### EXERCISE INSTRUCTIONS
Your task is to transcribe all of the records exactly and leave out the pictures.

__________

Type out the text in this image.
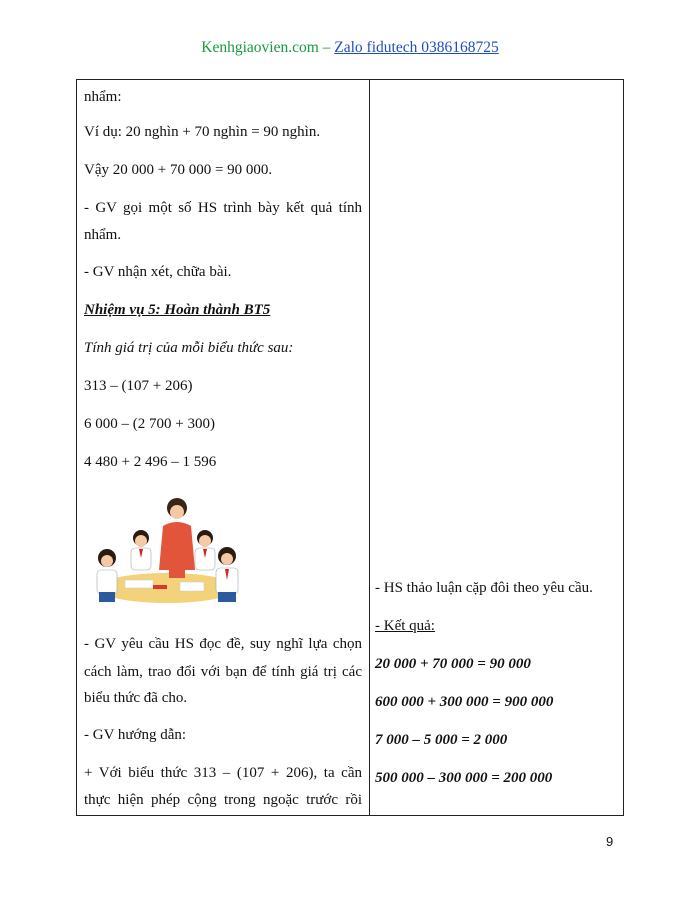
Kenhgiaovien.com – Zalo fidutech 0386168725

nhẩm:

Ví dụ: 20 nghìn + 70 nghìn = 90 nghìn.

Vậy 20 000 + 70 000 = 90 000.

- GV gọi một số HS trình bày kết quả tính

nhẩm.

- GV nhận xét, chữa bài.

Nhiệm vụ 5: Hoàn thành BT5

Tính giá trị của mỗi biểu thức sau:

313 – (107 + 206)

6 000 – (2 700 + 300)

4 480 + 2 496 – 1 596

- GV yêu cầu HS đọc đề, suy nghĩ lựa chọn

cách làm, trao đổi với bạn để tính giá trị các

biểu thức đã cho.

- GV hướng dẫn:

+ Với biểu thức 313 – (107 + 206), ta cần

thực hiện phép cộng trong ngoặc trước rồi

- HS thảo luận cặp đôi theo yêu cầu.

- Kết quả:

20 000 + 70 000 = 90 000

600 000 + 300 000 = 900 000

7 000 – 5 000 = 2 000

500 000 – 300 000 = 200 000

9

__________

### COMPLETED EXERCISE
Type out the text in this image.
Kenhgiaovien.com – Zalo fidutech 0386168725

nhẩm:

Ví dụ: 20 nghìn + 70 nghìn = 90 nghìn.

Vậy 20 000 + 70 000 = 90 000.

- GV gọi một số HS trình bày kết quả tính

nhẩm.

- GV nhận xét, chữa bài.

Nhiệm vụ 5: Hoàn thành BT5

Tính giá trị của mỗi biểu thức sau:

313 – (107 + 206)

6 000 – (2 700 + 300)

4 480 + 2 496 – 1 596

- GV yêu cầu HS đọc đề, suy nghĩ lựa chọn

cách làm, trao đổi với bạn để tính giá trị các

biểu thức đã cho.

- GV hướng dẫn:

+ Với biểu thức 313 – (107 + 206), ta cần

thực hiện phép cộng trong ngoặc trước rồi

- HS thảo luận cặp đôi theo yêu cầu.

- Kết quả:

20 000 + 70 000 = 90 000

600 000 + 300 000 = 900 000

7 000 – 5 000 = 2 000

500 000 – 300 000 = 200 000

9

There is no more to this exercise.